Objective:
Scan the data below for the string "this". Copy every line where it appears.
start
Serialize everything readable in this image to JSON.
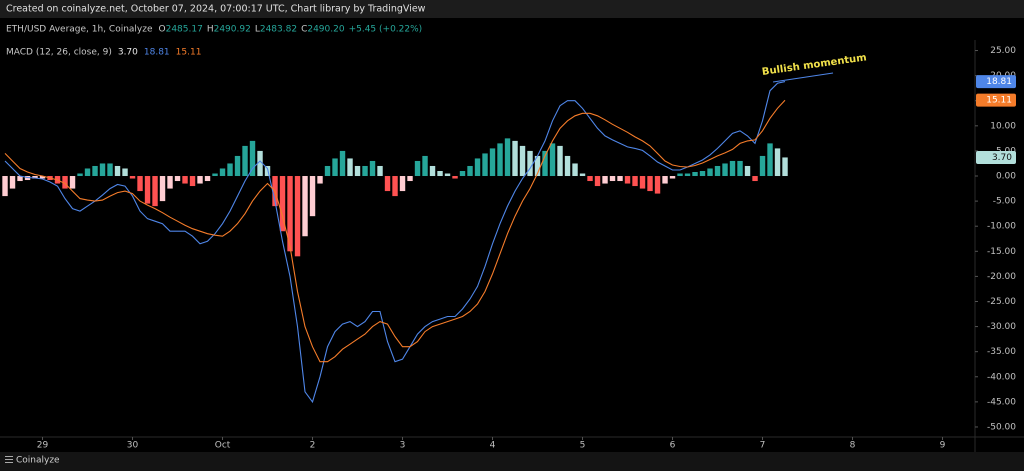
{
  "credit": "Created on coinalyze.net, October 07, 2024, 07:00:17 UTC, Chart library by TradingView",
  "brand": "Coinalyze",
  "chart_data": {
    "type": "macd",
    "symbol": "ETH/USD Average, 1h, Coinalyze",
    "ohlc": [
      {
        "label": "O",
        "value": "2485.17"
      },
      {
        "label": "H",
        "value": "2490.92"
      },
      {
        "label": "L",
        "value": "2483.82"
      },
      {
        "label": "C",
        "value": "2490.20"
      }
    ],
    "change": "+5.45 (+0.22%)",
    "indicator": "MACD (12, 26, close, 9)",
    "annotation": "Bullish momentum",
    "ylim": [
      -51.8,
      27.1
    ],
    "yticks": [
      {
        "value": 25,
        "label": "25.00"
      },
      {
        "value": 20,
        "label": "20.00"
      },
      {
        "value": 15,
        "label": "15.00"
      },
      {
        "value": 10,
        "label": "10.00"
      },
      {
        "value": 5,
        "label": "5.00"
      },
      {
        "value": 0,
        "label": "0.00"
      },
      {
        "value": -5,
        "label": "-5.00"
      },
      {
        "value": -10,
        "label": "-10.00"
      },
      {
        "value": -15,
        "label": "-15.00"
      },
      {
        "value": -20,
        "label": "-20.00"
      },
      {
        "value": -25,
        "label": "-25.00"
      },
      {
        "value": -30,
        "label": "-30.00"
      },
      {
        "value": -35,
        "label": "-35.00"
      },
      {
        "value": -40,
        "label": "-40.00"
      },
      {
        "value": -45,
        "label": "-45.00"
      },
      {
        "value": -50,
        "label": "-50.00"
      }
    ],
    "xlim": [
      -0.67,
      129.33
    ],
    "xticks": [
      {
        "value": 5,
        "label": "29"
      },
      {
        "value": 17,
        "label": "30"
      },
      {
        "value": 29,
        "label": "Oct"
      },
      {
        "value": 41,
        "label": "2"
      },
      {
        "value": 53,
        "label": "3"
      },
      {
        "value": 65,
        "label": "4"
      },
      {
        "value": 77,
        "label": "5"
      },
      {
        "value": 89,
        "label": "6"
      },
      {
        "value": 101,
        "label": "7"
      },
      {
        "value": 113,
        "label": "8"
      },
      {
        "value": 125,
        "label": "9"
      }
    ],
    "series": [
      {
        "type": "bar",
        "colors": [
          "#26a69a",
          "#b2dfdb",
          "#ffcdd2",
          "#ff5252"
        ],
        "last_label": "3.70",
        "values": [
          -4,
          -2.5,
          -1,
          -0.8,
          -0.5,
          -0.5,
          -0.8,
          -1.5,
          -2.5,
          -2.5,
          0.5,
          1.5,
          2,
          2.5,
          2.5,
          2,
          1.5,
          -0.5,
          -3,
          -5.5,
          -6,
          -5,
          -2.5,
          -1,
          -1.5,
          -2,
          -1.5,
          -1,
          0.5,
          1.5,
          2.5,
          4,
          6,
          7,
          5,
          2,
          -6,
          -11,
          -15,
          -16,
          -12,
          -8,
          -1.5,
          2,
          3.5,
          5,
          3.5,
          2,
          2,
          3,
          2,
          -3,
          -4,
          -3,
          -1,
          3,
          4,
          2,
          1,
          0.5,
          -0.5,
          1,
          2,
          3.5,
          4.5,
          5.5,
          6.5,
          7.5,
          7,
          6,
          5,
          4,
          5,
          6.5,
          6,
          4,
          2.5,
          0.5,
          -1,
          -2,
          -1.5,
          -1,
          -1,
          -1.5,
          -2,
          -2.5,
          -3,
          -3.5,
          -1.5,
          -0.5,
          0.5,
          0.5,
          0.8,
          1,
          1.5,
          2,
          2.5,
          3,
          3,
          2,
          -1,
          4,
          6.5,
          5.5,
          3.7
        ]
      },
      {
        "type": "line",
        "color": "#4f86e8",
        "last_label": "18.81",
        "values": [
          3,
          1.5,
          0,
          -0.3,
          -0.4,
          -0.6,
          -1.2,
          -2,
          -4.5,
          -6.5,
          -7,
          -6,
          -5,
          -3.8,
          -2.5,
          -1.7,
          -2,
          -4,
          -7,
          -8.5,
          -9,
          -9.5,
          -11,
          -11,
          -11,
          -12,
          -13.5,
          -13,
          -11.5,
          -9.5,
          -7,
          -4,
          -1,
          1.5,
          3,
          1.5,
          -5,
          -13,
          -20,
          -30,
          -43,
          -45,
          -40,
          -34,
          -31,
          -29.5,
          -29,
          -30,
          -29,
          -27,
          -27,
          -33,
          -37,
          -36.5,
          -34,
          -31.5,
          -30,
          -29,
          -28.5,
          -28,
          -28,
          -26.5,
          -24.5,
          -22,
          -18,
          -13.5,
          -9.5,
          -6,
          -3,
          -0.5,
          1.5,
          4,
          7,
          11,
          14,
          15,
          15,
          13.5,
          11.5,
          9.5,
          8,
          7.2,
          6.5,
          5.8,
          5.5,
          5.1,
          4,
          2.8,
          2,
          1.2,
          1.2,
          1.8,
          2.5,
          3.2,
          4.2,
          5.5,
          7,
          8.5,
          9,
          8,
          6.5,
          11,
          17,
          18.5,
          18.81
        ]
      },
      {
        "type": "line",
        "color": "#f57c2a",
        "last_label": "15.11",
        "values": [
          4.5,
          3,
          1.5,
          0.8,
          0.3,
          0,
          -0.4,
          -0.8,
          -1.5,
          -3,
          -4.5,
          -4.8,
          -5,
          -4.8,
          -4,
          -3.3,
          -3,
          -3.5,
          -5,
          -5.8,
          -6.5,
          -7.3,
          -8.2,
          -9,
          -9.8,
          -10.5,
          -11,
          -11.5,
          -11.8,
          -12,
          -11,
          -9.5,
          -7.5,
          -5,
          -3,
          -1.5,
          -3,
          -8,
          -14,
          -23,
          -30,
          -34,
          -37,
          -37,
          -36,
          -34.5,
          -33.5,
          -32.5,
          -31.5,
          -30,
          -29,
          -29.5,
          -32,
          -34,
          -34,
          -33,
          -31,
          -30,
          -29.5,
          -29,
          -28.5,
          -28,
          -27,
          -25.5,
          -23,
          -19.5,
          -15.5,
          -11.5,
          -8,
          -5,
          -2.5,
          0.5,
          4,
          7,
          9.5,
          11,
          12,
          12.5,
          12.5,
          12,
          11.2,
          10.3,
          9.5,
          8.7,
          7.8,
          7,
          6,
          4.5,
          3,
          2.2,
          1.9,
          1.8,
          2.1,
          2.6,
          3.3,
          4,
          4.6,
          5.3,
          6.5,
          7,
          7.2,
          9,
          11.5,
          13.5,
          15.11
        ]
      }
    ]
  }
}
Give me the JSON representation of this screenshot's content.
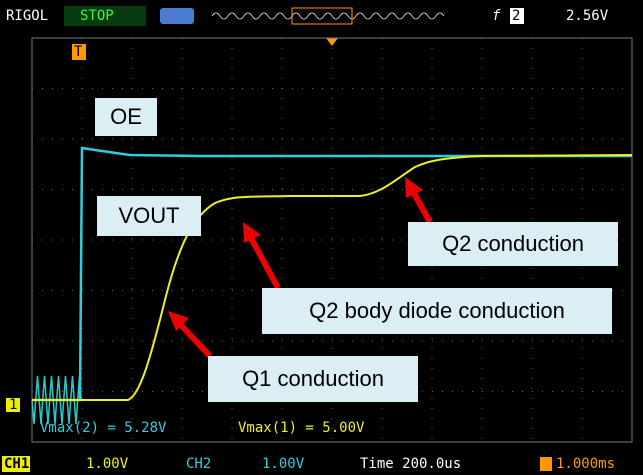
{
  "header": {
    "brand": "RIGOL",
    "status": "STOP",
    "trigger_source": "2",
    "trigger_level": "2.56V"
  },
  "markers": {
    "trigger": "T",
    "channel": "1"
  },
  "measurements": [
    "Vmax(2) = 5.28V",
    "Vmax(1) = 5.00V"
  ],
  "annotations": [
    "OE",
    "VOUT",
    "Q2 conduction",
    "Q2 body diode conduction",
    "Q1 conduction"
  ],
  "footer": {
    "ch1_label": "CH1",
    "ch1_scale": "1.00V",
    "ch2_label": "CH2",
    "ch2_scale": "1.00V",
    "time": "Time 200.0us",
    "trigger_pos": "1.000ms"
  }
}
end
Right answer:
Serialize everything readable in this image to JSON.
Give me the JSON representation of this screenshot's content.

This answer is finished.